## What to produce:
Please give the entries again in full and exactly, without any picture.

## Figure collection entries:
— START —
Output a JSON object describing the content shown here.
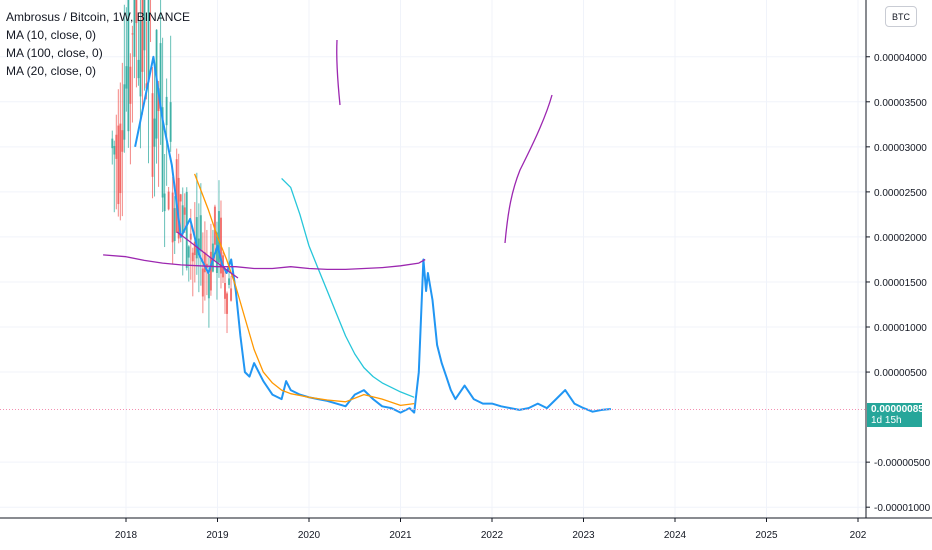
{
  "legend": {
    "title": "Ambrosus / Bitcoin, 1W, BINANCE",
    "indicators": [
      "MA (10, close, 0)",
      "MA (100, close, 0)",
      "MA (20, close, 0)"
    ]
  },
  "currency_button": "BTC",
  "current_price": {
    "value": "0.00000085",
    "countdown": "1d 15h"
  },
  "colors": {
    "price": "#2196f3",
    "ma10": "#26c6da",
    "ma100": "#9c27b0",
    "ma20": "#ff9800",
    "bull": "#26a69a",
    "bear": "#ef5350",
    "price_line": "#f48fb1"
  },
  "chart_data": {
    "type": "line",
    "x_ticks": [
      "2018",
      "2019",
      "2020",
      "2021",
      "2022",
      "2023",
      "2024",
      "2025",
      "202"
    ],
    "y_ticks": [
      "0.00004000",
      "0.00003500",
      "0.00003000",
      "0.00002500",
      "0.00002000",
      "0.00001500",
      "0.00001000",
      "0.00000500",
      "-0.00000500",
      "-0.00001000"
    ],
    "ylim": [
      -1.12e-05,
      4.63e-05
    ],
    "series": [
      {
        "x": [
          2018.1,
          2018.2,
          2018.3,
          2018.4,
          2018.5,
          2018.6,
          2018.7,
          2018.8,
          2018.9,
          2019.0,
          2019.05,
          2019.1,
          2019.15,
          2019.2,
          2019.25,
          2019.3,
          2019.35,
          2019.4,
          2019.5,
          2019.6,
          2019.7,
          2019.75,
          2019.8,
          2019.9,
          2020.0,
          2020.1,
          2020.2,
          2020.3,
          2020.4,
          2020.5,
          2020.6,
          2020.7,
          2020.8,
          2020.9,
          2021.0,
          2021.1,
          2021.15,
          2021.2,
          2021.25,
          2021.28,
          2021.3,
          2021.35,
          2021.4,
          2021.45,
          2021.5,
          2021.55,
          2021.6,
          2021.7,
          2021.8,
          2021.9,
          2022.0,
          2022.1,
          2022.2,
          2022.3,
          2022.4,
          2022.5,
          2022.6,
          2022.7,
          2022.8,
          2022.9,
          2023.0,
          2023.1,
          2023.2,
          2023.3
        ],
        "y": [
          3e-05,
          3.5e-05,
          4e-05,
          3.3e-05,
          2.8e-05,
          2e-05,
          2.2e-05,
          1.8e-05,
          1.6e-05,
          1.9e-05,
          1.7e-05,
          1.6e-05,
          1.75e-05,
          1.4e-05,
          9e-06,
          5e-06,
          4.5e-06,
          6e-06,
          4e-06,
          2.5e-06,
          2e-06,
          4e-06,
          3e-06,
          2.5e-06,
          2.2e-06,
          2e-06,
          1.8e-06,
          1.5e-06,
          1.2e-06,
          2.5e-06,
          3e-06,
          2e-06,
          1.2e-06,
          1e-06,
          5e-07,
          1e-06,
          5e-07,
          5e-06,
          1.75e-05,
          1.4e-05,
          1.6e-05,
          1.3e-05,
          8e-06,
          6e-06,
          4.5e-06,
          3e-06,
          2e-06,
          3.5e-06,
          2e-06,
          1.5e-06,
          1.5e-06,
          1.2e-06,
          1e-06,
          8e-07,
          1e-06,
          1.5e-06,
          1e-06,
          2e-06,
          3e-06,
          1.5e-06,
          1e-06,
          6e-07,
          8e-07,
          9e-07
        ]
      },
      {
        "x": [
          2019.7,
          2019.8,
          2019.9,
          2020.0,
          2020.1,
          2020.2,
          2020.3,
          2020.4,
          2020.5,
          2020.6,
          2020.7,
          2020.8,
          2020.9,
          2021.0,
          2021.15
        ],
        "y": [
          2.65e-05,
          2.55e-05,
          2.25e-05,
          1.9e-05,
          1.65e-05,
          1.4e-05,
          1.15e-05,
          9e-06,
          7e-06,
          5.5e-06,
          4.5e-06,
          3.8e-06,
          3.3e-06,
          2.8e-06,
          2.2e-06
        ]
      },
      {
        "x": [
          2017.75,
          2018.0,
          2018.2,
          2018.4,
          2018.6,
          2018.8,
          2019.0,
          2019.2,
          2019.4,
          2019.6,
          2019.8,
          2020.0,
          2020.2,
          2020.4,
          2020.6,
          2020.8,
          2021.0,
          2021.2,
          2021.27
        ],
        "y": [
          1.8e-05,
          1.78e-05,
          1.74e-05,
          1.71e-05,
          1.69e-05,
          1.68e-05,
          1.67e-05,
          1.67e-05,
          1.65e-05,
          1.65e-05,
          1.67e-05,
          1.65e-05,
          1.64e-05,
          1.64e-05,
          1.65e-05,
          1.66e-05,
          1.68e-05,
          1.71e-05,
          1.75e-05
        ]
      },
      {
        "x": [
          2018.75,
          2018.9,
          2019.0,
          2019.1,
          2019.2,
          2019.3,
          2019.4,
          2019.5,
          2019.6,
          2019.7,
          2019.8,
          2019.9,
          2020.0,
          2020.2,
          2020.4,
          2020.6,
          2020.8,
          2021.0,
          2021.15
        ],
        "y": [
          2.7e-05,
          2.3e-05,
          2e-05,
          1.75e-05,
          1.45e-05,
          1.1e-05,
          7.5e-06,
          5e-06,
          3.8e-06,
          3e-06,
          2.6e-06,
          2.4e-06,
          2.2e-06,
          1.9e-06,
          1.7e-06,
          2.5e-06,
          2e-06,
          1.3e-06,
          1.5e-06
        ]
      }
    ]
  }
}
— END —
## Task response:
Output a JSON object describing the content shown here.
{
  "legend": {
    "title": "Ambrosus / Bitcoin, 1W, BINANCE",
    "indicators": [
      "MA (10, close, 0)",
      "MA (100, close, 0)",
      "MA (20, close, 0)"
    ]
  },
  "currency_button": "BTC",
  "current_price": {
    "value": "0.00000085",
    "countdown": "1d 15h"
  },
  "colors": {
    "price": "#2196f3",
    "ma10": "#26c6da",
    "ma100": "#9c27b0",
    "ma20": "#ff9800",
    "bull": "#26a69a",
    "bear": "#ef5350",
    "price_line": "#f48fb1"
  },
  "chart_data": {
    "type": "line",
    "x_ticks": [
      "2018",
      "2019",
      "2020",
      "2021",
      "2022",
      "2023",
      "2024",
      "2025",
      "202"
    ],
    "y_ticks": [
      "0.00004000",
      "0.00003500",
      "0.00003000",
      "0.00002500",
      "0.00002000",
      "0.00001500",
      "0.00001000",
      "0.00000500",
      "-0.00000500",
      "-0.00001000"
    ],
    "ylim": [
      -1.12e-05,
      4.63e-05
    ],
    "series": [
      {
        "x": [
          2018.1,
          2018.2,
          2018.3,
          2018.4,
          2018.5,
          2018.6,
          2018.7,
          2018.8,
          2018.9,
          2019.0,
          2019.05,
          2019.1,
          2019.15,
          2019.2,
          2019.25,
          2019.3,
          2019.35,
          2019.4,
          2019.5,
          2019.6,
          2019.7,
          2019.75,
          2019.8,
          2019.9,
          2020.0,
          2020.1,
          2020.2,
          2020.3,
          2020.4,
          2020.5,
          2020.6,
          2020.7,
          2020.8,
          2020.9,
          2021.0,
          2021.1,
          2021.15,
          2021.2,
          2021.25,
          2021.28,
          2021.3,
          2021.35,
          2021.4,
          2021.45,
          2021.5,
          2021.55,
          2021.6,
          2021.7,
          2021.8,
          2021.9,
          2022.0,
          2022.1,
          2022.2,
          2022.3,
          2022.4,
          2022.5,
          2022.6,
          2022.7,
          2022.8,
          2022.9,
          2023.0,
          2023.1,
          2023.2,
          2023.3
        ],
        "y": [
          3e-05,
          3.5e-05,
          4e-05,
          3.3e-05,
          2.8e-05,
          2e-05,
          2.2e-05,
          1.8e-05,
          1.6e-05,
          1.9e-05,
          1.7e-05,
          1.6e-05,
          1.75e-05,
          1.4e-05,
          9e-06,
          5e-06,
          4.5e-06,
          6e-06,
          4e-06,
          2.5e-06,
          2e-06,
          4e-06,
          3e-06,
          2.5e-06,
          2.2e-06,
          2e-06,
          1.8e-06,
          1.5e-06,
          1.2e-06,
          2.5e-06,
          3e-06,
          2e-06,
          1.2e-06,
          1e-06,
          5e-07,
          1e-06,
          5e-07,
          5e-06,
          1.75e-05,
          1.4e-05,
          1.6e-05,
          1.3e-05,
          8e-06,
          6e-06,
          4.5e-06,
          3e-06,
          2e-06,
          3.5e-06,
          2e-06,
          1.5e-06,
          1.5e-06,
          1.2e-06,
          1e-06,
          8e-07,
          1e-06,
          1.5e-06,
          1e-06,
          2e-06,
          3e-06,
          1.5e-06,
          1e-06,
          6e-07,
          8e-07,
          9e-07
        ]
      },
      {
        "x": [
          2019.7,
          2019.8,
          2019.9,
          2020.0,
          2020.1,
          2020.2,
          2020.3,
          2020.4,
          2020.5,
          2020.6,
          2020.7,
          2020.8,
          2020.9,
          2021.0,
          2021.15
        ],
        "y": [
          2.65e-05,
          2.55e-05,
          2.25e-05,
          1.9e-05,
          1.65e-05,
          1.4e-05,
          1.15e-05,
          9e-06,
          7e-06,
          5.5e-06,
          4.5e-06,
          3.8e-06,
          3.3e-06,
          2.8e-06,
          2.2e-06
        ]
      },
      {
        "x": [
          2017.75,
          2018.0,
          2018.2,
          2018.4,
          2018.6,
          2018.8,
          2019.0,
          2019.2,
          2019.4,
          2019.6,
          2019.8,
          2020.0,
          2020.2,
          2020.4,
          2020.6,
          2020.8,
          2021.0,
          2021.2,
          2021.27
        ],
        "y": [
          1.8e-05,
          1.78e-05,
          1.74e-05,
          1.71e-05,
          1.69e-05,
          1.68e-05,
          1.67e-05,
          1.67e-05,
          1.65e-05,
          1.65e-05,
          1.67e-05,
          1.65e-05,
          1.64e-05,
          1.64e-05,
          1.65e-05,
          1.66e-05,
          1.68e-05,
          1.71e-05,
          1.75e-05
        ]
      },
      {
        "x": [
          2018.75,
          2018.9,
          2019.0,
          2019.1,
          2019.2,
          2019.3,
          2019.4,
          2019.5,
          2019.6,
          2019.7,
          2019.8,
          2019.9,
          2020.0,
          2020.2,
          2020.4,
          2020.6,
          2020.8,
          2021.0,
          2021.15
        ],
        "y": [
          2.7e-05,
          2.3e-05,
          2e-05,
          1.75e-05,
          1.45e-05,
          1.1e-05,
          7.5e-06,
          5e-06,
          3.8e-06,
          3e-06,
          2.6e-06,
          2.4e-06,
          2.2e-06,
          1.9e-06,
          1.7e-06,
          2.5e-06,
          2e-06,
          1.3e-06,
          1.5e-06
        ]
      }
    ]
  }
}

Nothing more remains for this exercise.